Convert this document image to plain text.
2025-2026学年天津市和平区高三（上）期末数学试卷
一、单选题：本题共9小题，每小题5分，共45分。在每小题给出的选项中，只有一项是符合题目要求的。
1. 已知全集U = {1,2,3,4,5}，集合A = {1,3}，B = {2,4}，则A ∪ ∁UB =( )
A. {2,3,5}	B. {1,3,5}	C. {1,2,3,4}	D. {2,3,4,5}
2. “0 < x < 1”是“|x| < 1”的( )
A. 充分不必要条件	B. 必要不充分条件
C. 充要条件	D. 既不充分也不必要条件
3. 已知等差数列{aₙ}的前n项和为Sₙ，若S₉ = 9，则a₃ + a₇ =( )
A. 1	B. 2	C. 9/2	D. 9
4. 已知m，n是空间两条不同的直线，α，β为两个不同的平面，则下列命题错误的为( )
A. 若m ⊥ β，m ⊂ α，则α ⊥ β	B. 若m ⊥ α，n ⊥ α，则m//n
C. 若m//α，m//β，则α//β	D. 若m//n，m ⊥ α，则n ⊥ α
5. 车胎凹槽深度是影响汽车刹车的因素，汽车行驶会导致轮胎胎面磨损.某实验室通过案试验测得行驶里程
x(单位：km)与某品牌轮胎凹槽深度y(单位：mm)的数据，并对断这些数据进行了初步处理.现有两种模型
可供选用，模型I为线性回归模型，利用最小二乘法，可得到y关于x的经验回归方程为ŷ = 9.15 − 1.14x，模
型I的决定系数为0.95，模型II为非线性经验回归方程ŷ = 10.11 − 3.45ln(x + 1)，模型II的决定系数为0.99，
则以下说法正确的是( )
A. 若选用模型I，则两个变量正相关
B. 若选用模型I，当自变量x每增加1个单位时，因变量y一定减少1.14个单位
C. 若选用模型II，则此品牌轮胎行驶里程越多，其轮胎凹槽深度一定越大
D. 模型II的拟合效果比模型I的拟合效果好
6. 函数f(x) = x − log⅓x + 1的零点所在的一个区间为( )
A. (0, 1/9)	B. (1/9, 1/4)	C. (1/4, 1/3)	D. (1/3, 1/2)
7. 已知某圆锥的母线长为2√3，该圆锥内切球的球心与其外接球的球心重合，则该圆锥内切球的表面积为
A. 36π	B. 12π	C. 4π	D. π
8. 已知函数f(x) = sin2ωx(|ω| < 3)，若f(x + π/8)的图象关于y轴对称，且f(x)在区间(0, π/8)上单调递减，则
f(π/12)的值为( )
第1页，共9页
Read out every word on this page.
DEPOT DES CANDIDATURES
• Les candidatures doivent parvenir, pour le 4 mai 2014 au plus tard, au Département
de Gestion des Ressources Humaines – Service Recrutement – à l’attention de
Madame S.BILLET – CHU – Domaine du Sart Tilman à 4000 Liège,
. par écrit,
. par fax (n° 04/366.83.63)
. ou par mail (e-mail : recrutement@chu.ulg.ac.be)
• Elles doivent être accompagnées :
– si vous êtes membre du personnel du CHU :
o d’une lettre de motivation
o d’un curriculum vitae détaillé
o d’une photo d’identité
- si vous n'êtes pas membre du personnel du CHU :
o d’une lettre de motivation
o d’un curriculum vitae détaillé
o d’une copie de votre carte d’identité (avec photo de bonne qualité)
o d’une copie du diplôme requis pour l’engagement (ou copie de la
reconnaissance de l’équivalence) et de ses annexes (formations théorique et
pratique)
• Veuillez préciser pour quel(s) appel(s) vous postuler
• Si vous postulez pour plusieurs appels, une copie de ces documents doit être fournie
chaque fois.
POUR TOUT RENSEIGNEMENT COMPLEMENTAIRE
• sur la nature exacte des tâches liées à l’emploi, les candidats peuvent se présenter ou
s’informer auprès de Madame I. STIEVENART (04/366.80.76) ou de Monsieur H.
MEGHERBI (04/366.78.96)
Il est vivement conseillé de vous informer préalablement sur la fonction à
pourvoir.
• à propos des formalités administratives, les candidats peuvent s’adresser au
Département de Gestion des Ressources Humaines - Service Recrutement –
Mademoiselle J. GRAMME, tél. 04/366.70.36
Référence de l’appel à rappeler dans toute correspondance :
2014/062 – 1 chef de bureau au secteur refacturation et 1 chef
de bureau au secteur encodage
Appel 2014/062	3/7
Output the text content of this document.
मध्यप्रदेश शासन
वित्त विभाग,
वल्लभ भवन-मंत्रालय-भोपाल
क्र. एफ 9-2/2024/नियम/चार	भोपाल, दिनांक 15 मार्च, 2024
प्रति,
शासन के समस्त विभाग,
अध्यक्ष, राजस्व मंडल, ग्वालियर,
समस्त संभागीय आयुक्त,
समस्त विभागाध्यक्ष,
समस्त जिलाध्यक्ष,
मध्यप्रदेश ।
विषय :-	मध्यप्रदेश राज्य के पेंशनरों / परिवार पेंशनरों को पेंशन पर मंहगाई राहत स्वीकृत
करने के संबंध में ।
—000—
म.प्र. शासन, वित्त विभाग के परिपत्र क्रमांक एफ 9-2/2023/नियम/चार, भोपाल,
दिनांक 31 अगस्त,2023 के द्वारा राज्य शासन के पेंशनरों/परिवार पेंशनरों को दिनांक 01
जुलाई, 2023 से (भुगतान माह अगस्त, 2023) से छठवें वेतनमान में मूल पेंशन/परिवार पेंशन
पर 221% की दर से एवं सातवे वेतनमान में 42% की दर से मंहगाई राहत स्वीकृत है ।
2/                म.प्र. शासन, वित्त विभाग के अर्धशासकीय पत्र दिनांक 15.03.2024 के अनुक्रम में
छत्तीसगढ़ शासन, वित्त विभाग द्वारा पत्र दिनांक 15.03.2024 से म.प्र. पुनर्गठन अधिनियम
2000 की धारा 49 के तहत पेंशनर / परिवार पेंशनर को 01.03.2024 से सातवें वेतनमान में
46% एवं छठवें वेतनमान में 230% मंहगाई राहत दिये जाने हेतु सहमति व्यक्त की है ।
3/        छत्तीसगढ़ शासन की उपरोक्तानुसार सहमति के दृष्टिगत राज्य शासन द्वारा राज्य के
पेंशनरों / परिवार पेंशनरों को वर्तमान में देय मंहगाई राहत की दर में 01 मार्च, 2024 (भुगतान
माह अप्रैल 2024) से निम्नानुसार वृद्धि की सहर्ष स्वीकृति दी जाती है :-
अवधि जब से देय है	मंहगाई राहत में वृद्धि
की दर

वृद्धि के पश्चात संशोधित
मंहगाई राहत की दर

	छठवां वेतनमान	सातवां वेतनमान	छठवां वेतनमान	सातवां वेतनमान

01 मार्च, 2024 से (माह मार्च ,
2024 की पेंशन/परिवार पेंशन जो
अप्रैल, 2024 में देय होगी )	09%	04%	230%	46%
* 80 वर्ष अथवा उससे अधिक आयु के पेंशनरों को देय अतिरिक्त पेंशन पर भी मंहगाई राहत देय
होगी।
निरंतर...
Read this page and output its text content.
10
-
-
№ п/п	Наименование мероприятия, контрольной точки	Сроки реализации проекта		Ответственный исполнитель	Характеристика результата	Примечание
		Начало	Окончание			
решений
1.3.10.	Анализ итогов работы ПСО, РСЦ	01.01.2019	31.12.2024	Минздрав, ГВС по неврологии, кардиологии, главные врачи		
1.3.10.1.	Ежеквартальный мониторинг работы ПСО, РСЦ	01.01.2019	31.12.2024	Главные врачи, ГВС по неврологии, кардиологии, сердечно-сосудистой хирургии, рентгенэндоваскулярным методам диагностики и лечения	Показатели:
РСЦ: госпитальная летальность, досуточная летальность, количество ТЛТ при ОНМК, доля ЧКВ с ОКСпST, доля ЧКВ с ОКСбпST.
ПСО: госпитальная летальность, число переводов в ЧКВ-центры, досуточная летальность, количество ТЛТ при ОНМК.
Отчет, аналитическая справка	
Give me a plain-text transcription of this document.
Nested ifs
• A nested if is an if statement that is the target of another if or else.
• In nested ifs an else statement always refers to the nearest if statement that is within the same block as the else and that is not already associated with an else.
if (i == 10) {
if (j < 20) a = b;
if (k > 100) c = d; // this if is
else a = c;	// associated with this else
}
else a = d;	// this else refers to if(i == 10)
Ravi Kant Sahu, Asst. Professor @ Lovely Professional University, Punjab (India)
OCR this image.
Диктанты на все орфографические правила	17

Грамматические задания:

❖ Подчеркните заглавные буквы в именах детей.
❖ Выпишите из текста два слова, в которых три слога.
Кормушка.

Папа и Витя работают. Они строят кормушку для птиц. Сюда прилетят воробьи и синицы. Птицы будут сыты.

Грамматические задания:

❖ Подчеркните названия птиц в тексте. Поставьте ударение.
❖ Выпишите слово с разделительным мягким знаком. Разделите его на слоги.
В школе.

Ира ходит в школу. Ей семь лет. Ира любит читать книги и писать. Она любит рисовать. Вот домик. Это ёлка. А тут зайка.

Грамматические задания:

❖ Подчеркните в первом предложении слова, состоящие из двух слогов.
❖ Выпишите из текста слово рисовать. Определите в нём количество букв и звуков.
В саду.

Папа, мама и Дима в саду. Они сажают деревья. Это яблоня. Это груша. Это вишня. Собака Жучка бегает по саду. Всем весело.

_SHORT TASK_
Select the lines from the entries that include the word "with".

_EXERCISE ANSWER_
• In nested ifs an else statement always refers to the nearest if statement that is within the same block as the else and that is not already associated with an else.
else a = c;	// associated with this else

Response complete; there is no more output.